### WHAT IS BEING ASKED
Transcribe everything in the data word for word. Pictures are left out.

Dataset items
begin

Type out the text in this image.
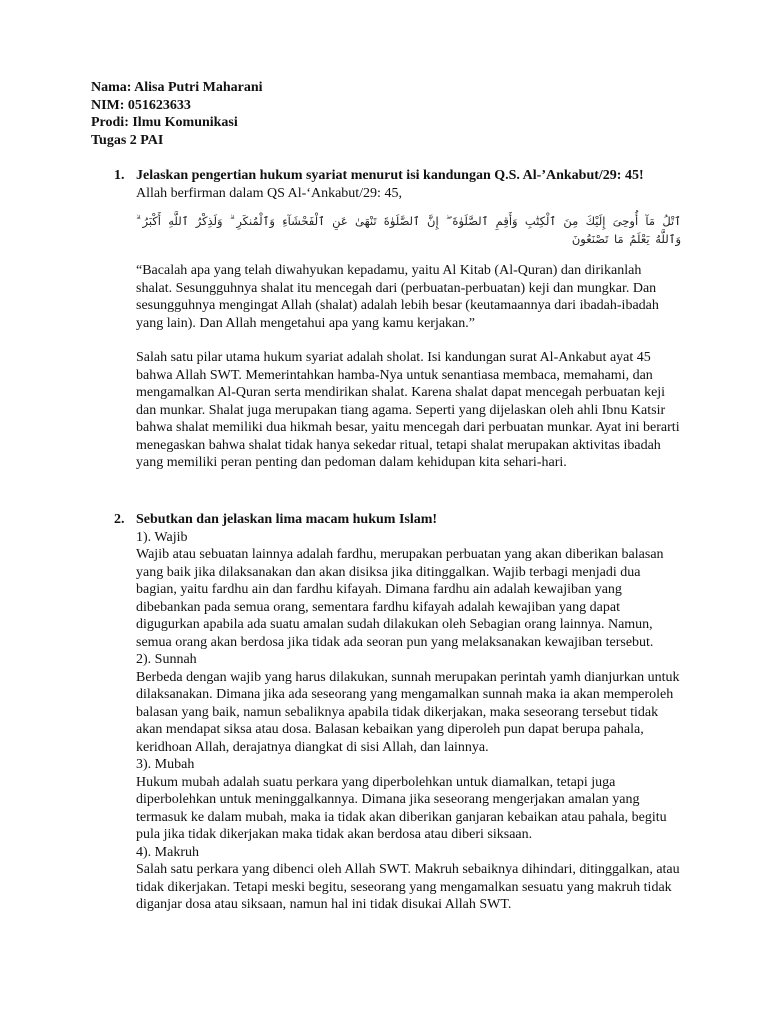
Nama: Alisa Putri Maharani
NIM: 051623633
Prodi: Ilmu Komunikasi
Tugas 2 PAI
1. Jelaskan pengertian hukum syariat menurut isi kandungan Q.S. Al-’Ankabut/29: 45!
Allah berfirman dalam QS Al-‘Ankabut/29: 45,
ٱتْلُ مَآ أُوحِىَ إِلَيْكَ مِنَ ٱلْكِتَٰبِ وَأَقِمِ ٱلصَّلَوٰةَ ۖ إِنَّ ٱلصَّلَوٰةَ تَنْهَىٰ عَنِ ٱلْفَحْشَآءِ وَٱلْمُنكَرِ ۗ وَلَذِكْرُ ٱللَّهِ أَكْبَرُ ۗ وَٱللَّهُ يَعْلَمُ مَا تَصْنَعُونَ
“Bacalah apa yang telah diwahyukan kepadamu, yaitu Al Kitab (Al-Quran) dan dirikanlah shalat. Sesungguhnya shalat itu mencegah dari (perbuatan-perbuatan) keji dan mungkar. Dan sesungguhnya mengingat Allah (shalat) adalah lebih besar (keutamaannya dari ibadah-ibadah yang lain). Dan Allah mengetahui apa yang kamu kerjakan.”
Salah satu pilar utama hukum syariat adalah sholat. Isi kandungan surat Al-Ankabut ayat 45 bahwa Allah SWT. Memerintahkan hamba-Nya untuk senantiasa membaca, memahami, dan mengamalkan Al-Quran serta mendirikan shalat. Karena shalat dapat mencegah perbuatan keji dan munkar. Shalat juga merupakan tiang agama. Seperti yang dijelaskan oleh ahli Ibnu Katsir bahwa shalat memiliki dua hikmah besar, yaitu mencegah dari perbuatan munkar. Ayat ini berarti menegaskan bahwa shalat tidak hanya sekedar ritual, tetapi shalat merupakan aktivitas ibadah yang memiliki peran penting dan pedoman dalam kehidupan kita sehari-hari.
2. Sebutkan dan jelaskan lima macam hukum Islam!
1). Wajib
Wajib atau sebuatan lainnya adalah fardhu, merupakan perbuatan yang akan diberikan balasan yang baik jika dilaksanakan dan akan disiksa jika ditinggalkan. Wajib terbagi menjadi dua bagian, yaitu fardhu ain dan fardhu kifayah. Dimana fardhu ain adalah kewajiban yang dibebankan pada semua orang, sementara fardhu kifayah adalah kewajiban yang dapat digugurkan apabila ada suatu amalan sudah dilakukan oleh Sebagian orang lainnya. Namun, semua orang akan berdosa jika tidak ada seoran pun yang melaksanakan kewajiban tersebut.
2). Sunnah
Berbeda dengan wajib yang harus dilakukan, sunnah merupakan perintah yamh dianjurkan untuk dilaksanakan. Dimana jika ada seseorang yang mengamalkan sunnah maka ia akan memperoleh balasan yang baik, namun sebaliknya apabila tidak dikerjakan, maka seseorang tersebut tidak akan mendapat siksa atau dosa. Balasan kebaikan yang diperoleh pun dapat berupa pahala, keridhoan Allah, derajatnya diangkat di sisi Allah, dan lainnya.
3). Mubah
Hukum mubah adalah suatu perkara yang diperbolehkan untuk diamalkan, tetapi juga diperbolehkan untuk meninggalkannya. Dimana jika seseorang mengerjakan amalan yang termasuk ke dalam mubah, maka ia tidak akan diberikan ganjaran kebaikan atau pahala, begitu pula jika tidak dikerjakan maka tidak akan berdosa atau diberi siksaan.
4). Makruh
Salah satu perkara yang dibenci oleh Allah SWT. Makruh sebaiknya dihindari, ditinggalkan, atau tidak dikerjakan. Tetapi meski begitu, seseorang yang mengamalkan sesuatu yang makruh tidak diganjar dosa atau siksaan, namun hal ini tidak disukai Allah SWT.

end

### RESULT OF THE TASK
Type out the text in this image.
Nama: Alisa Putri Maharani
NIM: 051623633
Prodi: Ilmu Komunikasi
Tugas 2 PAI
1. Jelaskan pengertian hukum syariat menurut isi kandungan Q.S. Al-’Ankabut/29: 45!
Allah berfirman dalam QS Al-‘Ankabut/29: 45,
ٱتْلُ مَآ أُوحِىَ إِلَيْكَ مِنَ ٱلْكِتَٰبِ وَأَقِمِ ٱلصَّلَوٰةَ ۖ إِنَّ ٱلصَّلَوٰةَ تَنْهَىٰ عَنِ ٱلْفَحْشَآءِ وَٱلْمُنكَرِ ۗ وَلَذِكْرُ ٱللَّهِ أَكْبَرُ ۗ وَٱللَّهُ يَعْلَمُ مَا تَصْنَعُونَ
“Bacalah apa yang telah diwahyukan kepadamu, yaitu Al Kitab (Al-Quran) dan dirikanlah shalat. Sesungguhnya shalat itu mencegah dari (perbuatan-perbuatan) keji dan mungkar. Dan sesungguhnya mengingat Allah (shalat) adalah lebih besar (keutamaannya dari ibadah-ibadah yang lain). Dan Allah mengetahui apa yang kamu kerjakan.”
Salah satu pilar utama hukum syariat adalah sholat. Isi kandungan surat Al-Ankabut ayat 45 bahwa Allah SWT. Memerintahkan hamba-Nya untuk senantiasa membaca, memahami, dan mengamalkan Al-Quran serta mendirikan shalat. Karena shalat dapat mencegah perbuatan keji dan munkar. Shalat juga merupakan tiang agama. Seperti yang dijelaskan oleh ahli Ibnu Katsir bahwa shalat memiliki dua hikmah besar, yaitu mencegah dari perbuatan munkar. Ayat ini berarti menegaskan bahwa shalat tidak hanya sekedar ritual, tetapi shalat merupakan aktivitas ibadah yang memiliki peran penting dan pedoman dalam kehidupan kita sehari-hari.
2. Sebutkan dan jelaskan lima macam hukum Islam!
1). Wajib
Wajib atau sebuatan lainnya adalah fardhu, merupakan perbuatan yang akan diberikan balasan yang baik jika dilaksanakan dan akan disiksa jika ditinggalkan. Wajib terbagi menjadi dua bagian, yaitu fardhu ain dan fardhu kifayah. Dimana fardhu ain adalah kewajiban yang dibebankan pada semua orang, sementara fardhu kifayah adalah kewajiban yang dapat digugurkan apabila ada suatu amalan sudah dilakukan oleh Sebagian orang lainnya. Namun, semua orang akan berdosa jika tidak ada seoran pun yang melaksanakan kewajiban tersebut.
2). Sunnah
Berbeda dengan wajib yang harus dilakukan, sunnah merupakan perintah yamh dianjurkan untuk dilaksanakan. Dimana jika ada seseorang yang mengamalkan sunnah maka ia akan memperoleh balasan yang baik, namun sebaliknya apabila tidak dikerjakan, maka seseorang tersebut tidak akan mendapat siksa atau dosa. Balasan kebaikan yang diperoleh pun dapat berupa pahala, keridhoan Allah, derajatnya diangkat di sisi Allah, dan lainnya.
3). Mubah
Hukum mubah adalah suatu perkara yang diperbolehkan untuk diamalkan, tetapi juga diperbolehkan untuk meninggalkannya. Dimana jika seseorang mengerjakan amalan yang termasuk ke dalam mubah, maka ia tidak akan diberikan ganjaran kebaikan atau pahala, begitu pula jika tidak dikerjakan maka tidak akan berdosa atau diberi siksaan.
4). Makruh
Salah satu perkara yang dibenci oleh Allah SWT. Makruh sebaiknya dihindari, ditinggalkan, atau tidak dikerjakan. Tetapi meski begitu, seseorang yang mengamalkan sesuatu yang makruh tidak diganjar dosa atau siksaan, namun hal ini tidak disukai Allah SWT.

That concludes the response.